_Task:_ Only a number is wanted: the count of lines in this listing that contain "text".

[Recorded data]

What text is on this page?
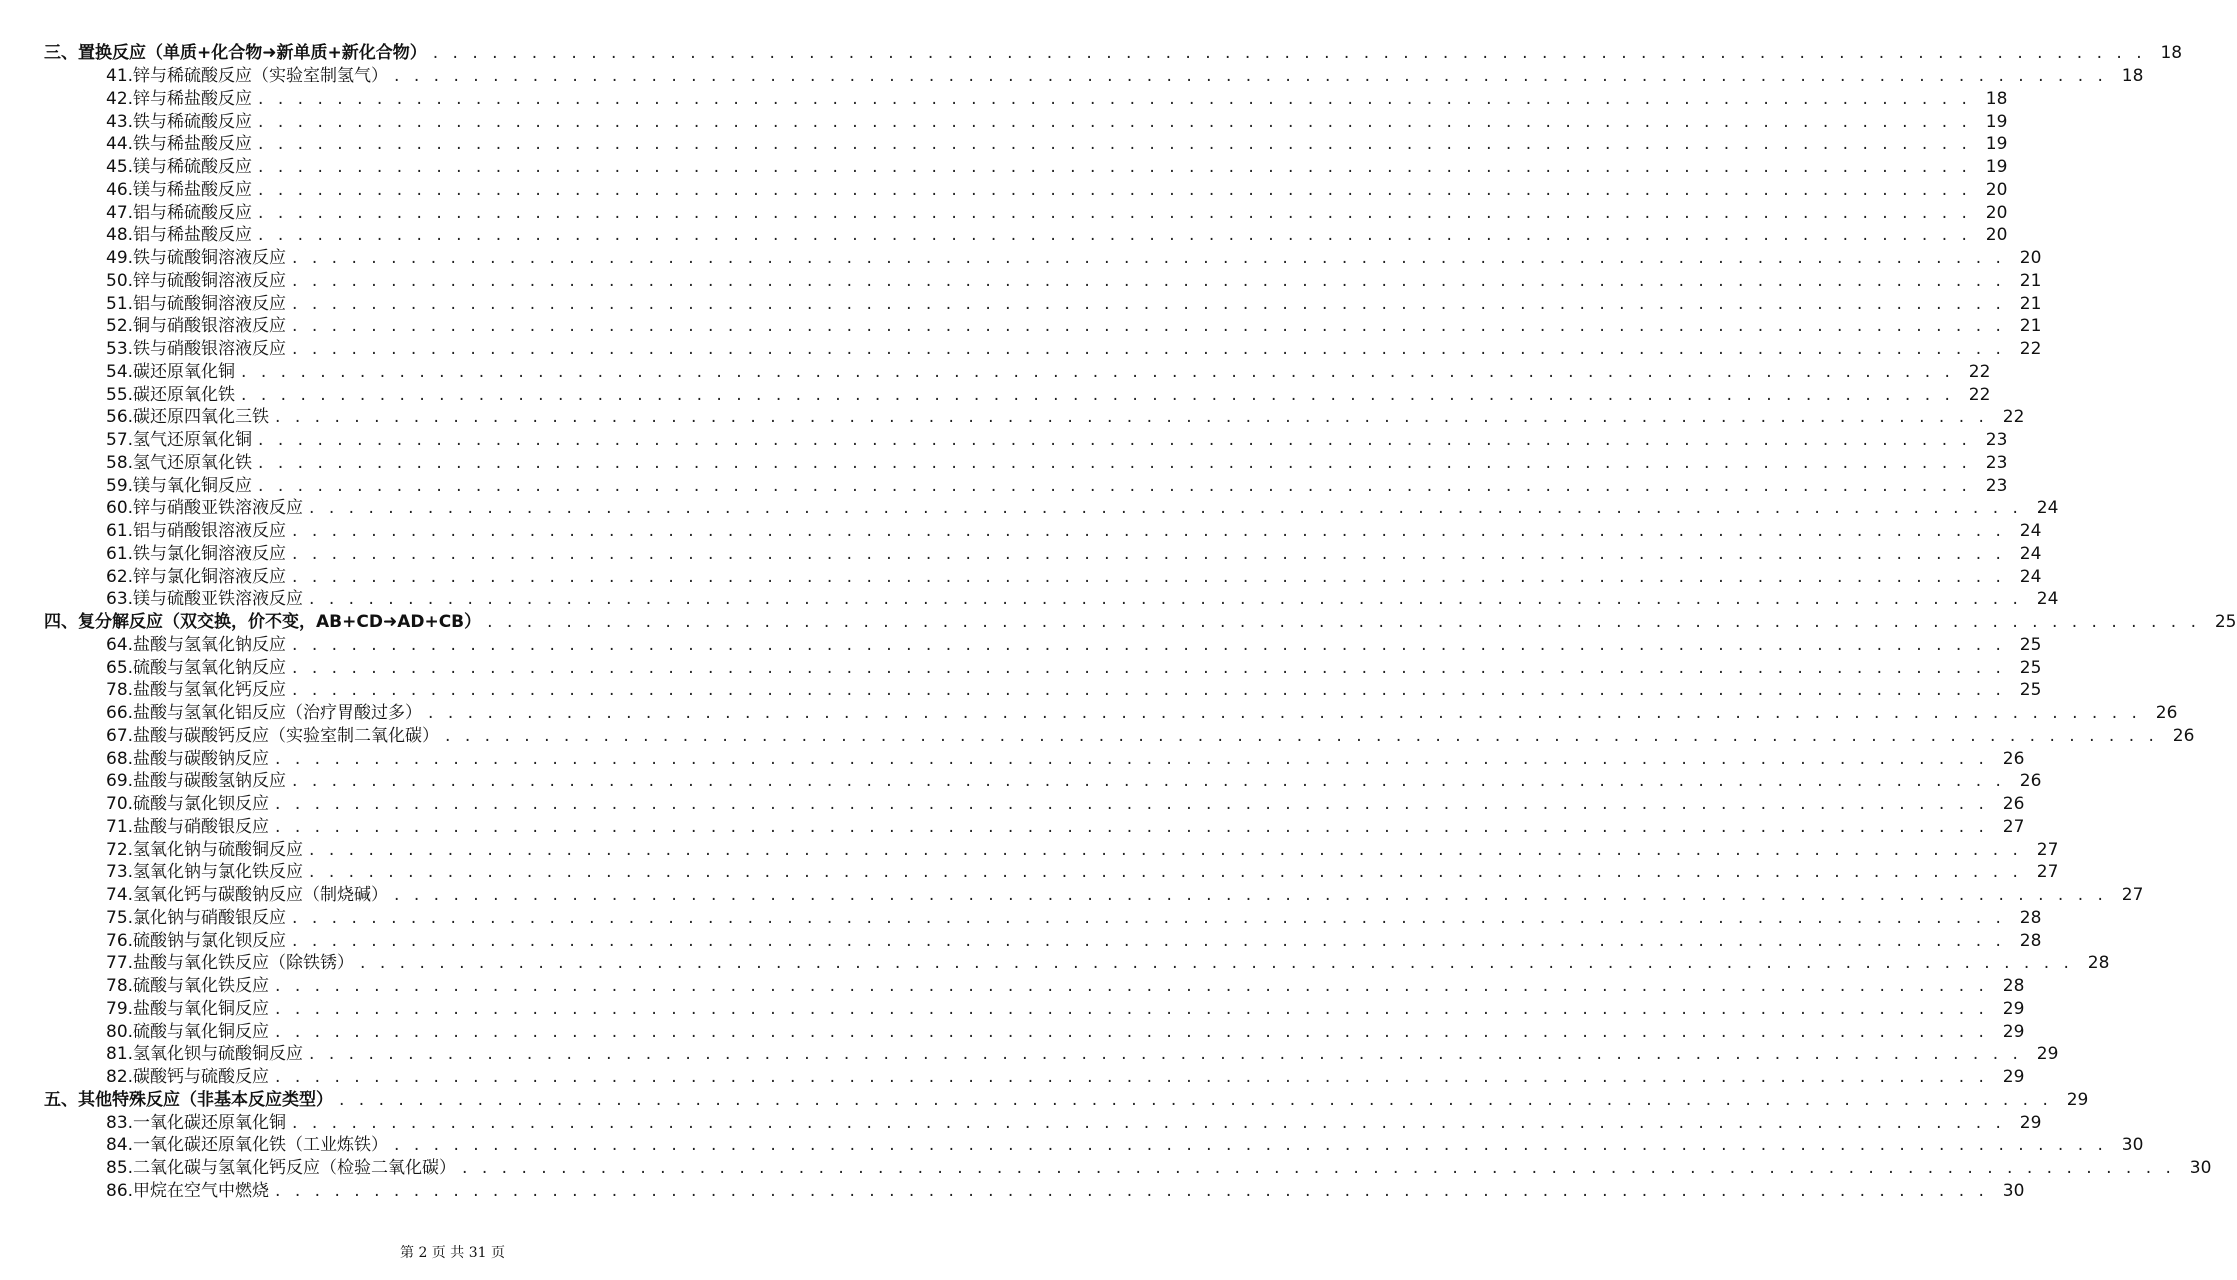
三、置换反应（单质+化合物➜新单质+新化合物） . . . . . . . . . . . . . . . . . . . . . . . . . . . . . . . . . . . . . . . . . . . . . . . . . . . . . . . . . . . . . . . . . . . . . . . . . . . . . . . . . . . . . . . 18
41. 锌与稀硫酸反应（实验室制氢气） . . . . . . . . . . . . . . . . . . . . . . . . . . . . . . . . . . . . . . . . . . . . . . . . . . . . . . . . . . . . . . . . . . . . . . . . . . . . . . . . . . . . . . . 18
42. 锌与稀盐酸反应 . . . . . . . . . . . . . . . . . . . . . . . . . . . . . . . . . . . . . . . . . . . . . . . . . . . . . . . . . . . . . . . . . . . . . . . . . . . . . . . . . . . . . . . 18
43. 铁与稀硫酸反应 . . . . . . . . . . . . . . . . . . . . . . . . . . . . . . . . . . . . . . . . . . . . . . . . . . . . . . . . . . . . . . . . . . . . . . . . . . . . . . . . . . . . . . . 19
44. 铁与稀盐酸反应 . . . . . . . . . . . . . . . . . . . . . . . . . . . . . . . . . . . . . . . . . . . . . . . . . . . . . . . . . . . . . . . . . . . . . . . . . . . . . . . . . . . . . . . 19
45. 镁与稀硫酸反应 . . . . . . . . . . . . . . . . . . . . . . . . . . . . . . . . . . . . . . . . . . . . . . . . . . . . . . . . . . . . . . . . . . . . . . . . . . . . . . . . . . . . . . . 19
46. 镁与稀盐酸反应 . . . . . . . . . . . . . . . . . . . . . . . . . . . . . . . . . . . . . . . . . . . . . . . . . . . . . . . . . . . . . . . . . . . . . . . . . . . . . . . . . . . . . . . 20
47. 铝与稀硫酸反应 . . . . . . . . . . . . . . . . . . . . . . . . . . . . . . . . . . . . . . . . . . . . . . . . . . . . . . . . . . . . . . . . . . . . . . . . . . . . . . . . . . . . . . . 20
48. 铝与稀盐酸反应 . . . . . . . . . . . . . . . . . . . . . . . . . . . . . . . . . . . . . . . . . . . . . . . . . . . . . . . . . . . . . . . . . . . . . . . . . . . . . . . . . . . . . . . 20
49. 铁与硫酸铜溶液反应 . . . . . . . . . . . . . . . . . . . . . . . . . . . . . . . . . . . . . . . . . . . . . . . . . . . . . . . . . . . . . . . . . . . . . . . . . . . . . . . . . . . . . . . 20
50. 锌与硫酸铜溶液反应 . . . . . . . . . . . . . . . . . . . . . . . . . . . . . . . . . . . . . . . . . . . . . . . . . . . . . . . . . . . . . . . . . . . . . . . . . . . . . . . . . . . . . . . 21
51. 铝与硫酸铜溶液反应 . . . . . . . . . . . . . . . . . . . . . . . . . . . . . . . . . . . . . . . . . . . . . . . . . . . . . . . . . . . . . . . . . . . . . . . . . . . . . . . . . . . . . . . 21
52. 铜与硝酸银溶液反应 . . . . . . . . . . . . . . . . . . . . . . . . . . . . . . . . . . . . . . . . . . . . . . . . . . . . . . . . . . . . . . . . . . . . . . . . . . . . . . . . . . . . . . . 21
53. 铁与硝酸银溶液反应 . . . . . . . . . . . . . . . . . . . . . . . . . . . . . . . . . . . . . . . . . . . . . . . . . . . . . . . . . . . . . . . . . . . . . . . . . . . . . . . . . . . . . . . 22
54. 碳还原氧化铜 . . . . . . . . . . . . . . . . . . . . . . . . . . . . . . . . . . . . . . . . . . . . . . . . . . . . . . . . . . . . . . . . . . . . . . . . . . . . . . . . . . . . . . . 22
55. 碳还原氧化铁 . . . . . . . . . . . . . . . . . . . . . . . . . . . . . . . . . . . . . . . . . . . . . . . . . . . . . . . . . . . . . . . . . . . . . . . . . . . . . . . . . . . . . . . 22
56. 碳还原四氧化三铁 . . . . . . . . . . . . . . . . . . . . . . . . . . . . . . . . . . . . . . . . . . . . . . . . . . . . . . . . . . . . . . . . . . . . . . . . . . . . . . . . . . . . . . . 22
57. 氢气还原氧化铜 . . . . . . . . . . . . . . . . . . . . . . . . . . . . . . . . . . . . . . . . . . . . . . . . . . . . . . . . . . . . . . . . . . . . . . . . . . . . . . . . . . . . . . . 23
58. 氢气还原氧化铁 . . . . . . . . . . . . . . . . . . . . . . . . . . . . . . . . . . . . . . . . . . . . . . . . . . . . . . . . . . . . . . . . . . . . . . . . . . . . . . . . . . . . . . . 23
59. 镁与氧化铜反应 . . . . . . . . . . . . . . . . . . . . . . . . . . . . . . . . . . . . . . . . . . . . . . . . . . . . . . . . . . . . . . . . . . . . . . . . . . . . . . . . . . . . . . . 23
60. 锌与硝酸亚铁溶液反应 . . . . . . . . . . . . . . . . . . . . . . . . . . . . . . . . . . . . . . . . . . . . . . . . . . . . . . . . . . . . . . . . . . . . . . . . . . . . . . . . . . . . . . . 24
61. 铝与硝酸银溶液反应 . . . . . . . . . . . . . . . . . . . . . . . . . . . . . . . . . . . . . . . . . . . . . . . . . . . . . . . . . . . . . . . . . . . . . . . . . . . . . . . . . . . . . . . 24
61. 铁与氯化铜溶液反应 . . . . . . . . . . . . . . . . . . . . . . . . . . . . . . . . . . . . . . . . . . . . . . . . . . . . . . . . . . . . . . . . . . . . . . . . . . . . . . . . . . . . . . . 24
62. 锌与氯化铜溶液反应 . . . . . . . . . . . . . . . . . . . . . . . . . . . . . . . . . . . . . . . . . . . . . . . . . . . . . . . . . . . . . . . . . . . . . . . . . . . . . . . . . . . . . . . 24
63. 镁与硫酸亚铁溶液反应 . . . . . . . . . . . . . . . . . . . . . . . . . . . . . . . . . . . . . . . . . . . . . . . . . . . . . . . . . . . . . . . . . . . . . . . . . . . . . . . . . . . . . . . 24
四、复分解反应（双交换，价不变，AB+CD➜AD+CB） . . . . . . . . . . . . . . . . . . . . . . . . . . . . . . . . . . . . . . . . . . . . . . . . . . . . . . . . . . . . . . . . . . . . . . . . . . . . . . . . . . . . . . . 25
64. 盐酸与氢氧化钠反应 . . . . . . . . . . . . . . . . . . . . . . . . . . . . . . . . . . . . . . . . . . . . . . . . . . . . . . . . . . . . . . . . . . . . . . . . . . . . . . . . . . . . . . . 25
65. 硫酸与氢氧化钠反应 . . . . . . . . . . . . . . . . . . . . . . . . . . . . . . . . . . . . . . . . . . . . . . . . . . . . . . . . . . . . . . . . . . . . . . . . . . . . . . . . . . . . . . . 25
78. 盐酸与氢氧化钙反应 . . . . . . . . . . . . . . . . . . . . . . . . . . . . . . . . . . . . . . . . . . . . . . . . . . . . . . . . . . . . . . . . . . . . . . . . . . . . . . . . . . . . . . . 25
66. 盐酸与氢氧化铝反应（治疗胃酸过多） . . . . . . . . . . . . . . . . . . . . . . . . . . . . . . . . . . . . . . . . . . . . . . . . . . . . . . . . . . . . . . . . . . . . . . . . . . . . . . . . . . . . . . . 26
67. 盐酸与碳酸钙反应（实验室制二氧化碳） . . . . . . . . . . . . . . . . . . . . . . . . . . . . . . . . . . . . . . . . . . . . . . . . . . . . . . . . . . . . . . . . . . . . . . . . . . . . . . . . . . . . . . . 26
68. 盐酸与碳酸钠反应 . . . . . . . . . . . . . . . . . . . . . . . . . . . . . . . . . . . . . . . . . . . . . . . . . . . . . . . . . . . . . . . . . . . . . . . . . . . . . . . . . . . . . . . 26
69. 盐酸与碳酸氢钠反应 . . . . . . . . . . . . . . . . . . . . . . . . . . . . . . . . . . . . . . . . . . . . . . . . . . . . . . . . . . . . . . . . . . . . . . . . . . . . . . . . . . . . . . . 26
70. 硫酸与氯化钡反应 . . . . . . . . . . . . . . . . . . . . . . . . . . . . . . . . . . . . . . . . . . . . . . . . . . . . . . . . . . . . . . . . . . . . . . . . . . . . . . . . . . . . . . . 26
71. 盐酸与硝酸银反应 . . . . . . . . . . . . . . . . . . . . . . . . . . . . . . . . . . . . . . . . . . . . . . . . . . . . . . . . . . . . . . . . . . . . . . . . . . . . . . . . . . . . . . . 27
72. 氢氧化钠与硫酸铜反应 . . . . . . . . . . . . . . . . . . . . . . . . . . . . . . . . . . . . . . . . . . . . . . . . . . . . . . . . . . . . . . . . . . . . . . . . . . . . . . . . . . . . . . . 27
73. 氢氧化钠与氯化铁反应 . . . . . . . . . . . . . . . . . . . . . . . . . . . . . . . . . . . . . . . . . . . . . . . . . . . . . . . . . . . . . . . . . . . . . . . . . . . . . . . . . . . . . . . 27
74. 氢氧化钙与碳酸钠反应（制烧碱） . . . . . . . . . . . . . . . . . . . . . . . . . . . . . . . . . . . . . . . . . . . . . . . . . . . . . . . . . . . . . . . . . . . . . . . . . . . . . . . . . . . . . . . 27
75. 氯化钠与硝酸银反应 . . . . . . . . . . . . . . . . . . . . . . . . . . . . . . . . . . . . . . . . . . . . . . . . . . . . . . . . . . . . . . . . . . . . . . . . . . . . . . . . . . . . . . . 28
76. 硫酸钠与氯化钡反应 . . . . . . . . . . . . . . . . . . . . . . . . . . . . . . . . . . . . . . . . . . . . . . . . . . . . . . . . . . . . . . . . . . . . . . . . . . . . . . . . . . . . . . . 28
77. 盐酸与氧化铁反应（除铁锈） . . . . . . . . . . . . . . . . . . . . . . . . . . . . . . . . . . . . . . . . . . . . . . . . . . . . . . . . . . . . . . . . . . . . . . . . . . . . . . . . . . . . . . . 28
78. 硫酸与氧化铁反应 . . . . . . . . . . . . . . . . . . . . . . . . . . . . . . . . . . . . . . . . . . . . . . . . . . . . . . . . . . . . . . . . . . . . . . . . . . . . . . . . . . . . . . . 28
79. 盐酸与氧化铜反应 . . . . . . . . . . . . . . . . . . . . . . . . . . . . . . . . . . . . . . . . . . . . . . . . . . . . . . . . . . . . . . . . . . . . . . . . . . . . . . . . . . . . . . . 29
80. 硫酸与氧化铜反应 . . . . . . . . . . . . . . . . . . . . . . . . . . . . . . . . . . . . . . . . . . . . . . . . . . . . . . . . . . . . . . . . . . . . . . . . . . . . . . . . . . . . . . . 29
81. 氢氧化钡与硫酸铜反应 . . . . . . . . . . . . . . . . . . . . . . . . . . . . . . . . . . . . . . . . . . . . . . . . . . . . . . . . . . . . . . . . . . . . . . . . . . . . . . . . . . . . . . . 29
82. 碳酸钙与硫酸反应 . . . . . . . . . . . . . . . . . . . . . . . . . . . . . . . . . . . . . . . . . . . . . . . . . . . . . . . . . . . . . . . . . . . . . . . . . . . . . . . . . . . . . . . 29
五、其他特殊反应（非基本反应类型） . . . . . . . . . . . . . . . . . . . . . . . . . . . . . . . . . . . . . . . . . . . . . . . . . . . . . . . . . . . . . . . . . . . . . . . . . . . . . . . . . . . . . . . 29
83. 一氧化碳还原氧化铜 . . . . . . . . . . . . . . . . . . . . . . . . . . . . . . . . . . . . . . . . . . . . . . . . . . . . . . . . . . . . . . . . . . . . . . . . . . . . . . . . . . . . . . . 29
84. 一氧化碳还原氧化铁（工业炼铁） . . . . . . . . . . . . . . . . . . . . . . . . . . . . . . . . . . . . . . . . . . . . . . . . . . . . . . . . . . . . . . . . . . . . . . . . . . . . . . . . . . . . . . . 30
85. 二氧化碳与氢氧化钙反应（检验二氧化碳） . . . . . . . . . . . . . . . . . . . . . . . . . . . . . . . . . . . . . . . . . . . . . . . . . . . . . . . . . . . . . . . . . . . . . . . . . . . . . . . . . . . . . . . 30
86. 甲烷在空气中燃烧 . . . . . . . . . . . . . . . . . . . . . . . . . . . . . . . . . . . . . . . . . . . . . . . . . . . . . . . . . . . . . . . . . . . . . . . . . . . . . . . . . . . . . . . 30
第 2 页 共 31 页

==

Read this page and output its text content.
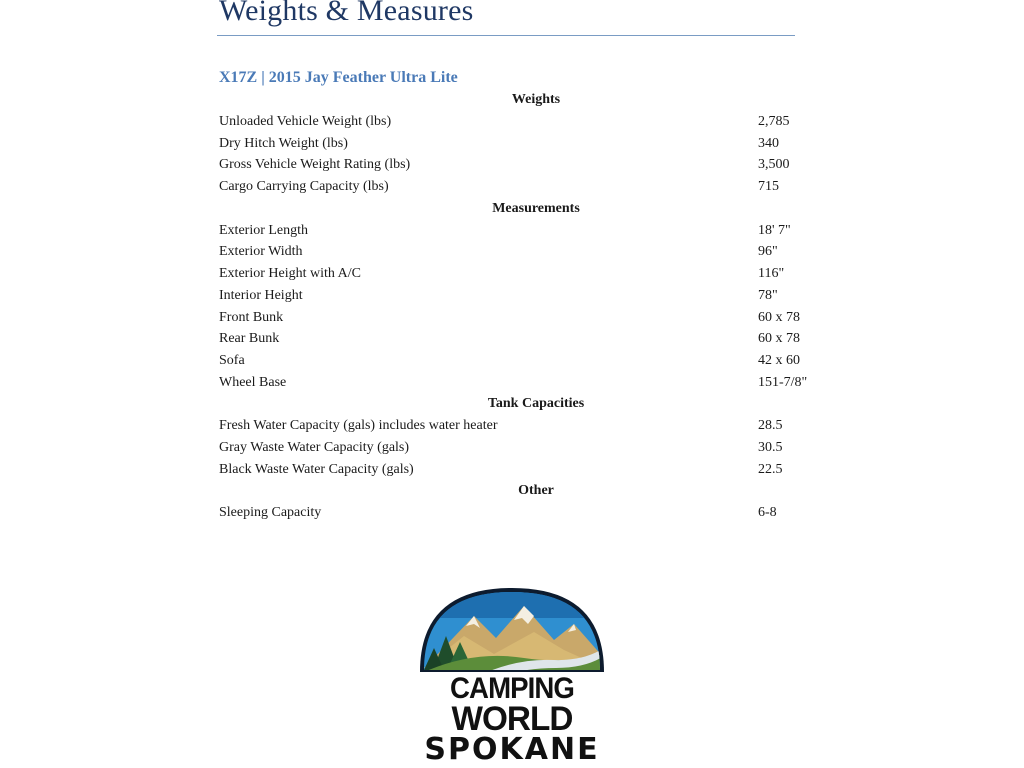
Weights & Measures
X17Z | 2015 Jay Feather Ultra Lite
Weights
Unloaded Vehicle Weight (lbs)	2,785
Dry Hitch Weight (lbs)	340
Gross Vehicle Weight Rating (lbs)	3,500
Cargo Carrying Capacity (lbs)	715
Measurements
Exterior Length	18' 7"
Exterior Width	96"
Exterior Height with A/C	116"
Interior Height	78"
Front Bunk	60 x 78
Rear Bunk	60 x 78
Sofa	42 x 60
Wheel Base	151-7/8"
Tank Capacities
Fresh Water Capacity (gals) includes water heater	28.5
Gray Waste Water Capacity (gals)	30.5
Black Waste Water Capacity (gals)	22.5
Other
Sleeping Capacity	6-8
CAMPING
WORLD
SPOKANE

---

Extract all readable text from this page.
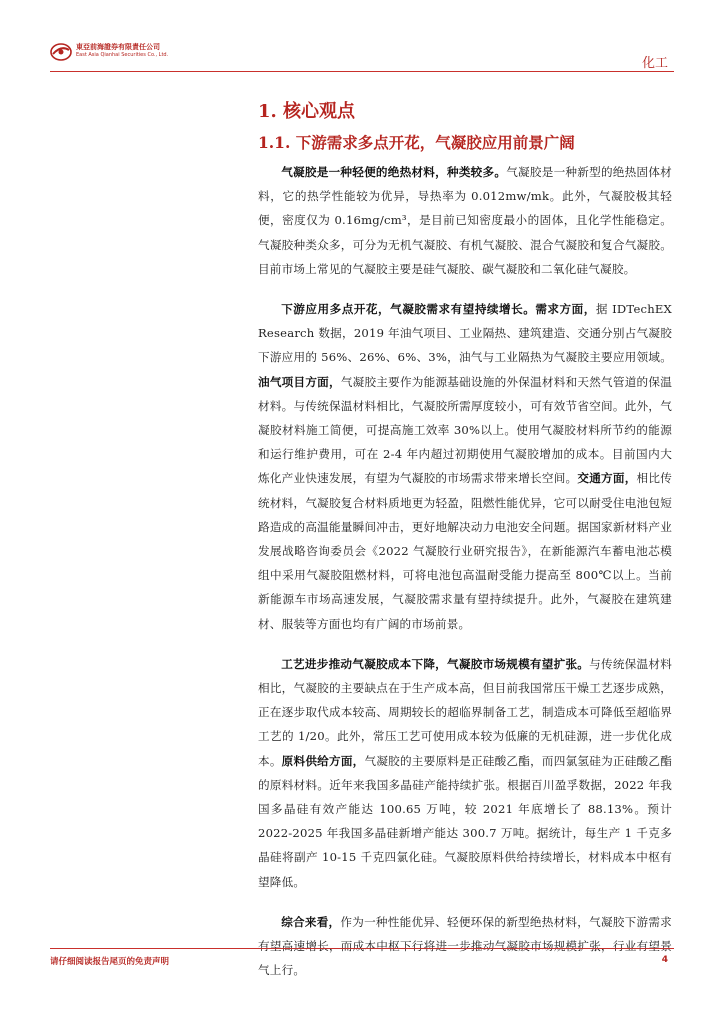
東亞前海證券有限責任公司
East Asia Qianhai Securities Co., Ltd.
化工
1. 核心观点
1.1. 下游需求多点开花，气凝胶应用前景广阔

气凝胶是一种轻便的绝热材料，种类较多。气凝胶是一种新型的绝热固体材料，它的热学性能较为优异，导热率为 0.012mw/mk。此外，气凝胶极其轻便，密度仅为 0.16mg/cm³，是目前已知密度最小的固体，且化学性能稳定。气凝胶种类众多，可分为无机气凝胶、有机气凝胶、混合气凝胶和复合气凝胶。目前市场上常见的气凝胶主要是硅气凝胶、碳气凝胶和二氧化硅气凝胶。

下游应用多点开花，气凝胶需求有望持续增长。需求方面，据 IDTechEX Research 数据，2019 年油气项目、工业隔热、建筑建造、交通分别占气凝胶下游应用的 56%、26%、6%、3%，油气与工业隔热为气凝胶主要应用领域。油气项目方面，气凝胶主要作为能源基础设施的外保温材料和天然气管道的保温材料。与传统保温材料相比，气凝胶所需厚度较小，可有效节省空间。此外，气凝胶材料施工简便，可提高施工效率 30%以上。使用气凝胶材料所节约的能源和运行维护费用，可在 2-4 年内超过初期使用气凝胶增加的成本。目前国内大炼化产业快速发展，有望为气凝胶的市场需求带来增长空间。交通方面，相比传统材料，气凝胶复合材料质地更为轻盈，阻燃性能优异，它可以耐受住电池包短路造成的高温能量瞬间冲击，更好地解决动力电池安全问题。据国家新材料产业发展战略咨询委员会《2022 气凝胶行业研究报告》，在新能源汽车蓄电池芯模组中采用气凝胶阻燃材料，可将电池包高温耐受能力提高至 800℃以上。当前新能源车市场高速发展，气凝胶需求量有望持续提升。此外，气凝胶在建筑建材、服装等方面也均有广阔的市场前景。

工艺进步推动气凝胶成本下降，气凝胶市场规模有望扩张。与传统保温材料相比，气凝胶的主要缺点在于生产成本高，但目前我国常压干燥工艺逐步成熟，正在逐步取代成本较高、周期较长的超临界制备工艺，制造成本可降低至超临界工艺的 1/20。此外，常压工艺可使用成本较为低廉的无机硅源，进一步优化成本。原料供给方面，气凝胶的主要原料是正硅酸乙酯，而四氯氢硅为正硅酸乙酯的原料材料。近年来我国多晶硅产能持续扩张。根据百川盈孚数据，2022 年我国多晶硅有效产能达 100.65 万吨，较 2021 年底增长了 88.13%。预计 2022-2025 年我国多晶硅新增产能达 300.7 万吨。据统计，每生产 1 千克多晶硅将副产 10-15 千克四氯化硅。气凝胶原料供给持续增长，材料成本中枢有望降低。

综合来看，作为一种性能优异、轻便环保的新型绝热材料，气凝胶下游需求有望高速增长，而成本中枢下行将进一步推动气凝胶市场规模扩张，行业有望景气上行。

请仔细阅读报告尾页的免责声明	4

_Answer below:_ 3